>> begin Data for the task
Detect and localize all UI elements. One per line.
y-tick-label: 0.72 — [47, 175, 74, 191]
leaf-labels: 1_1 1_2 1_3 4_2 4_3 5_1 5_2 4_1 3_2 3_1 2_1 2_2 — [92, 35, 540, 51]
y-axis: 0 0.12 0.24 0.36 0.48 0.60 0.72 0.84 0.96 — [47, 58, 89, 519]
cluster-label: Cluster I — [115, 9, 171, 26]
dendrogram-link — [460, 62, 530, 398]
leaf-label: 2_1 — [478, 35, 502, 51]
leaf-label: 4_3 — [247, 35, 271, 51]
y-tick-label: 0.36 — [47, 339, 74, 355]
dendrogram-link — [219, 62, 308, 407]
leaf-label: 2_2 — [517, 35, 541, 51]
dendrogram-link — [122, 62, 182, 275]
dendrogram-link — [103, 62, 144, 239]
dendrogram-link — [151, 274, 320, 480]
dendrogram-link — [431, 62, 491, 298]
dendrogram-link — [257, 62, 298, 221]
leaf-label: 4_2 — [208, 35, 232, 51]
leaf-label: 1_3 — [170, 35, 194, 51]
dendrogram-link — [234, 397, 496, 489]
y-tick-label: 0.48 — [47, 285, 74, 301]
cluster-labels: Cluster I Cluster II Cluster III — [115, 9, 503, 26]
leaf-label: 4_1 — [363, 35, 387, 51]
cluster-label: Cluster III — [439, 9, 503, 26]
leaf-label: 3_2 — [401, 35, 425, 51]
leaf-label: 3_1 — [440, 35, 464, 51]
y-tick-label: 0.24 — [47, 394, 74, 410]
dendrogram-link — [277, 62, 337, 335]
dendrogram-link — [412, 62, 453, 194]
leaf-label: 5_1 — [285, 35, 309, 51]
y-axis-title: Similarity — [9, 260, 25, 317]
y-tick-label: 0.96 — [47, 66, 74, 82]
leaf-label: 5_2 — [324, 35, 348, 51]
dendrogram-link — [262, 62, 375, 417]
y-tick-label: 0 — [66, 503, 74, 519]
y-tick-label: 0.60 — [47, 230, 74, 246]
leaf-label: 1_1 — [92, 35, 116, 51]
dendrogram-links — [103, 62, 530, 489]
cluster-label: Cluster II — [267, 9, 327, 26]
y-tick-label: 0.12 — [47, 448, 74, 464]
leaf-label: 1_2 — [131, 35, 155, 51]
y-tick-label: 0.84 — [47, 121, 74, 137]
>> end Data for the task
**Task statement**
Lay out the listing from its first line through the line containing "y-tick-label: 0.36 — [47, 339, 74, 355]", both included, as a JSON list of strings with one string per line and blank lines omitted.

**Solution to this exercise**
[
  "Detect and localize all UI elements. One per line.",
  "y-tick-label: 0.72 — [47, 175, 74, 191]",
  "leaf-labels: 1_1 1_2 1_3 4_2 4_3 5_1 5_2 4_1 3_2 3_1 2_1 2_2 — [92, 35, 540, 51]",
  "y-axis: 0 0.12 0.24 0.36 0.48 0.60 0.72 0.84 0.96 — [47, 58, 89, 519]",
  "cluster-label: Cluster I — [115, 9, 171, 26]",
  "dendrogram-link — [460, 62, 530, 398]",
  "leaf-label: 2_1 — [478, 35, 502, 51]",
  "leaf-label: 4_3 — [247, 35, 271, 51]",
  "y-tick-label: 0.36 — [47, 339, 74, 355]"
]